# TASK DIRECTIONS:
Quote every entry word for word.

# MATERIALS PROVIDED:

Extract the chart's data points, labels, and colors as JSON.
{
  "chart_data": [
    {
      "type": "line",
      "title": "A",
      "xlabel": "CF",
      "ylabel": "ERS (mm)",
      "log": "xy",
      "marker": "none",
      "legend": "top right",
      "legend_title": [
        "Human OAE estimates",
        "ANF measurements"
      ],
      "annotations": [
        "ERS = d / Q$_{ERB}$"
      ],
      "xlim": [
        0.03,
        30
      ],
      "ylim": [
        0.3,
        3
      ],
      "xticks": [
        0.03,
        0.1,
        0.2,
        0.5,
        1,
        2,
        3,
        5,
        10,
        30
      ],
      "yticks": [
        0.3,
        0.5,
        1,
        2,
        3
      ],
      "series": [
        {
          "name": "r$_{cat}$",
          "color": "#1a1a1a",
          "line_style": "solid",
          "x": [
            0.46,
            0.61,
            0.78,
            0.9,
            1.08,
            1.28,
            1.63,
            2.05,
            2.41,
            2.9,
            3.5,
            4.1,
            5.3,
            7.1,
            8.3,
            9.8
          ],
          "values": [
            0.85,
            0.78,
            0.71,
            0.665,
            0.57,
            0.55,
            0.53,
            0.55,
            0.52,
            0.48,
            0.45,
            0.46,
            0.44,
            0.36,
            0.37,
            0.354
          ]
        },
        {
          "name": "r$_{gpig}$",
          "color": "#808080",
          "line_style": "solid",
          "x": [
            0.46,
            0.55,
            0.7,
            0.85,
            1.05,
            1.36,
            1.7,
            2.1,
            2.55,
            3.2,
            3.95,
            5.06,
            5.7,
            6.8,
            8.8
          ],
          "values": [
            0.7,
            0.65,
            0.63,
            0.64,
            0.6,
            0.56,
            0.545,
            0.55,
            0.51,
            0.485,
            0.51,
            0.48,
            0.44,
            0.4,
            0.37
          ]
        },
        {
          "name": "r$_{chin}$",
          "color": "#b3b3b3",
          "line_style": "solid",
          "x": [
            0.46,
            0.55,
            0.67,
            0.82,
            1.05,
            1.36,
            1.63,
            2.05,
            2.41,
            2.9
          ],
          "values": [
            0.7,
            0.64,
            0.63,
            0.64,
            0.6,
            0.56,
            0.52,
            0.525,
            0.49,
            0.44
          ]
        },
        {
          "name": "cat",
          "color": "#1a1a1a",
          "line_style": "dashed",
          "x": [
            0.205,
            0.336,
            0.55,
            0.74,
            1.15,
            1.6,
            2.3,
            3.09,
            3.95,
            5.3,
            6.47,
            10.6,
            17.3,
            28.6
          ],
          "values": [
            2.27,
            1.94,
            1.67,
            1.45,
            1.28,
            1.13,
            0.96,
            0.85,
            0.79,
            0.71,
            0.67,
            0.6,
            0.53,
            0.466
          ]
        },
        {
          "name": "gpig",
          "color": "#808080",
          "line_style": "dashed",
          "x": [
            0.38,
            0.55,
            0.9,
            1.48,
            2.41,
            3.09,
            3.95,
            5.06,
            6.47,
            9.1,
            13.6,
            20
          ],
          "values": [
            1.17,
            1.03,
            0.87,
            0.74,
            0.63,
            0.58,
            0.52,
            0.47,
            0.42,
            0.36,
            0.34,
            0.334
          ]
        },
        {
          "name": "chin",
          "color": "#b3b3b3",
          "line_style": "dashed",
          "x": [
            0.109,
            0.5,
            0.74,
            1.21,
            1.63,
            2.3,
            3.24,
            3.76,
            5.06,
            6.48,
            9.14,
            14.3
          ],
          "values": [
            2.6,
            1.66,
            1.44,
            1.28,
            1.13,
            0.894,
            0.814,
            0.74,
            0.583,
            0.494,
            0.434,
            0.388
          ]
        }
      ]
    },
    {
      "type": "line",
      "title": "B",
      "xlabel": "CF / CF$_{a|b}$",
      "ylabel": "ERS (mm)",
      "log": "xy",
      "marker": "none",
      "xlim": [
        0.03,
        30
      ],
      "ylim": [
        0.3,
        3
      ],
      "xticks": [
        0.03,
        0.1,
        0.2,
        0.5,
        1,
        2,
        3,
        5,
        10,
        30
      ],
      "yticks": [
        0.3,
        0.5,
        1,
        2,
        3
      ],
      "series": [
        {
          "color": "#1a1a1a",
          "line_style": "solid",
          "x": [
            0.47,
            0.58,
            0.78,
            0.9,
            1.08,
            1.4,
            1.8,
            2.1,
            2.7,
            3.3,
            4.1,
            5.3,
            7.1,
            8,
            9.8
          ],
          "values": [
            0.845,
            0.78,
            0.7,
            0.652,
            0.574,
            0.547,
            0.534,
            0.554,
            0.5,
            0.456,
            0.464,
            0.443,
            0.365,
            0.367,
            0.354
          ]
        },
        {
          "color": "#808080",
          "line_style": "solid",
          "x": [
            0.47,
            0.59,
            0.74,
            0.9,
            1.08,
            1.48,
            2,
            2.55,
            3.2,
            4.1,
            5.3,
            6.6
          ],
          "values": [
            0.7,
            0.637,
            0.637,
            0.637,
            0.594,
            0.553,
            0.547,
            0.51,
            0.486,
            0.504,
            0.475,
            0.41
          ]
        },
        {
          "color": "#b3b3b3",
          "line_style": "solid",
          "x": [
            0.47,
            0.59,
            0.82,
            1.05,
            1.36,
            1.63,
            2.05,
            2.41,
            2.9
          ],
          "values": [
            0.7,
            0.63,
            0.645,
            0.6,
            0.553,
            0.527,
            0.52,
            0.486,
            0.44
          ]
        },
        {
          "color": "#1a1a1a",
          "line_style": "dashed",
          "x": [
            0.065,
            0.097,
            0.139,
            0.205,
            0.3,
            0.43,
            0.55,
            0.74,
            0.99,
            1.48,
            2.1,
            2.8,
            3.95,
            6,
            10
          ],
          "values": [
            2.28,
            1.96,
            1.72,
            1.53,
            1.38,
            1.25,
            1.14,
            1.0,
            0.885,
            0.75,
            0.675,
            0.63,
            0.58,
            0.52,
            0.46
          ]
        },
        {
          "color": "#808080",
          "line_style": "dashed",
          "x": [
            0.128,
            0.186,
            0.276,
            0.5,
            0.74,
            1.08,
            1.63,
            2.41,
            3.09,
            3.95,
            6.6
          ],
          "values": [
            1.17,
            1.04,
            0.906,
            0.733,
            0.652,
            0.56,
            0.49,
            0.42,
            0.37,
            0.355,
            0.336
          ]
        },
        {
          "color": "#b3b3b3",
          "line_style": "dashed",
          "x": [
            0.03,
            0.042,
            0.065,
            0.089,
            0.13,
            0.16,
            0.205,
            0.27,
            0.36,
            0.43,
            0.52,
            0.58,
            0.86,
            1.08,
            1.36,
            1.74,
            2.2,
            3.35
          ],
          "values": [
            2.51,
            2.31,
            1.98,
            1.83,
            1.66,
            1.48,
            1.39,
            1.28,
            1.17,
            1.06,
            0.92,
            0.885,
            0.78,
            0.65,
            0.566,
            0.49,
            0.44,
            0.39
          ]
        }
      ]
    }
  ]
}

# EXERCISE RESPONSE:
Extract the chart's data points, labels, and colors as JSON.
{
  "chart_data": [
    {
      "type": "line",
      "title": "A",
      "xlabel": "CF",
      "ylabel": "ERS (mm)",
      "log": "xy",
      "marker": "none",
      "legend": "top right",
      "legend_title": [
        "Human OAE estimates",
        "ANF measurements"
      ],
      "annotations": [
        "ERS = d / Q$_{ERB}$"
      ],
      "xlim": [
        0.03,
        30
      ],
      "ylim": [
        0.3,
        3
      ],
      "xticks": [
        0.03,
        0.1,
        0.2,
        0.5,
        1,
        2,
        3,
        5,
        10,
        30
      ],
      "yticks": [
        0.3,
        0.5,
        1,
        2,
        3
      ],
      "series": [
        {
          "name": "r$_{cat}$",
          "color": "#1a1a1a",
          "line_style": "solid",
          "x": [
            0.46,
            0.61,
            0.78,
            0.9,
            1.08,
            1.28,
            1.63,
            2.05,
            2.41,
            2.9,
            3.5,
            4.1,
            5.3,
            7.1,
            8.3,
            9.8
          ],
          "values": [
            0.85,
            0.78,
            0.71,
            0.665,
            0.57,
            0.55,
            0.53,
            0.55,
            0.52,
            0.48,
            0.45,
            0.46,
            0.44,
            0.36,
            0.37,
            0.354
          ]
        },
        {
          "name": "r$_{gpig}$",
          "color": "#808080",
          "line_style": "solid",
          "x": [
            0.46,
            0.55,
            0.7,
            0.85,
            1.05,
            1.36,
            1.7,
            2.1,
            2.55,
            3.2,
            3.95,
            5.06,
            5.7,
            6.8,
            8.8
          ],
          "values": [
            0.7,
            0.65,
            0.63,
            0.64,
            0.6,
            0.56,
            0.545,
            0.55,
            0.51,
            0.485,
            0.51,
            0.48,
            0.44,
            0.4,
            0.37
          ]
        },
        {
          "name": "r$_{chin}$",
          "color": "#b3b3b3",
          "line_style": "solid",
          "x": [
            0.46,
            0.55,
            0.67,
            0.82,
            1.05,
            1.36,
            1.63,
            2.05,
            2.41,
            2.9
          ],
          "values": [
            0.7,
            0.64,
            0.63,
            0.64,
            0.6,
            0.56,
            0.52,
            0.525,
            0.49,
            0.44
          ]
        },
        {
          "name": "cat",
          "color": "#1a1a1a",
          "line_style": "dashed",
          "x": [
            0.205,
            0.336,
            0.55,
            0.74,
            1.15,
            1.6,
            2.3,
            3.09,
            3.95,
            5.3,
            6.47,
            10.6,
            17.3,
            28.6
          ],
          "values": [
            2.27,
            1.94,
            1.67,
            1.45,
            1.28,
            1.13,
            0.96,
            0.85,
            0.79,
            0.71,
            0.67,
            0.6,
            0.53,
            0.466
          ]
        },
        {
          "name": "gpig",
          "color": "#808080",
          "line_style": "dashed",
          "x": [
            0.38,
            0.55,
            0.9,
            1.48,
            2.41,
            3.09,
            3.95,
            5.06,
            6.47,
            9.1,
            13.6,
            20
          ],
          "values": [
            1.17,
            1.03,
            0.87,
            0.74,
            0.63,
            0.58,
            0.52,
            0.47,
            0.42,
            0.36,
            0.34,
            0.334
          ]
        },
        {
          "name": "chin",
          "color": "#b3b3b3",
          "line_style": "dashed",
          "x": [
            0.109,
            0.5,
            0.74,
            1.21,
            1.63,
            2.3,
            3.24,
            3.76,
            5.06,
            6.48,
            9.14,
            14.3
          ],
          "values": [
            2.6,
            1.66,
            1.44,
            1.28,
            1.13,
            0.894,
            0.814,
            0.74,
            0.583,
            0.494,
            0.434,
            0.388
          ]
        }
      ]
    },
    {
      "type": "line",
      "title": "B",
      "xlabel": "CF / CF$_{a|b}$",
      "ylabel": "ERS (mm)",
      "log": "xy",
      "marker": "none",
      "xlim": [
        0.03,
        30
      ],
      "ylim": [
        0.3,
        3
      ],
      "xticks": [
        0.03,
        0.1,
        0.2,
        0.5,
        1,
        2,
        3,
        5,
        10,
        30
      ],
      "yticks": [
        0.3,
        0.5,
        1,
        2,
        3
      ],
      "series": [
        {
          "color": "#1a1a1a",
          "line_style": "solid",
          "x": [
            0.47,
            0.58,
            0.78,
            0.9,
            1.08,
            1.4,
            1.8,
            2.1,
            2.7,
            3.3,
            4.1,
            5.3,
            7.1,
            8,
            9.8
          ],
          "values": [
            0.845,
            0.78,
            0.7,
            0.652,
            0.574,
            0.547,
            0.534,
            0.554,
            0.5,
            0.456,
            0.464,
            0.443,
            0.365,
            0.367,
            0.354
          ]
        },
        {
          "color": "#808080",
          "line_style": "solid",
          "x": [
            0.47,
            0.59,
            0.74,
            0.9,
            1.08,
            1.48,
            2,
            2.55,
            3.2,
            4.1,
            5.3,
            6.6
          ],
          "values": [
            0.7,
            0.637,
            0.637,
            0.637,
            0.594,
            0.553,
            0.547,
            0.51,
            0.486,
            0.504,
            0.475,
            0.41
          ]
        },
        {
          "color": "#b3b3b3",
          "line_style": "solid",
          "x": [
            0.47,
            0.59,
            0.82,
            1.05,
            1.36,
            1.63,
            2.05,
            2.41,
            2.9
          ],
          "values": [
            0.7,
            0.63,
            0.645,
            0.6,
            0.553,
            0.527,
            0.52,
            0.486,
            0.44
          ]
        },
        {
          "color": "#1a1a1a",
          "line_style": "dashed",
          "x": [
            0.065,
            0.097,
            0.139,
            0.205,
            0.3,
            0.43,
            0.55,
            0.74,
            0.99,
            1.48,
            2.1,
            2.8,
            3.95,
            6,
            10
          ],
          "values": [
            2.28,
            1.96,
            1.72,
            1.53,
            1.38,
            1.25,
            1.14,
            1.0,
            0.885,
            0.75,
            0.675,
            0.63,
            0.58,
            0.52,
            0.46
          ]
        },
        {
          "color": "#808080",
          "line_style": "dashed",
          "x": [
            0.128,
            0.186,
            0.276,
            0.5,
            0.74,
            1.08,
            1.63,
            2.41,
            3.09,
            3.95,
            6.6
          ],
          "values": [
            1.17,
            1.04,
            0.906,
            0.733,
            0.652,
            0.56,
            0.49,
            0.42,
            0.37,
            0.355,
            0.336
          ]
        },
        {
          "color": "#b3b3b3",
          "line_style": "dashed",
          "x": [
            0.03,
            0.042,
            0.065,
            0.089,
            0.13,
            0.16,
            0.205,
            0.27,
            0.36,
            0.43,
            0.52,
            0.58,
            0.86,
            1.08,
            1.36,
            1.74,
            2.2,
            3.35
          ],
          "values": [
            2.51,
            2.31,
            1.98,
            1.83,
            1.66,
            1.48,
            1.39,
            1.28,
            1.17,
            1.06,
            0.92,
            0.885,
            0.78,
            0.65,
            0.566,
            0.49,
            0.44,
            0.39
          ]
        }
      ]
    }
  ]
}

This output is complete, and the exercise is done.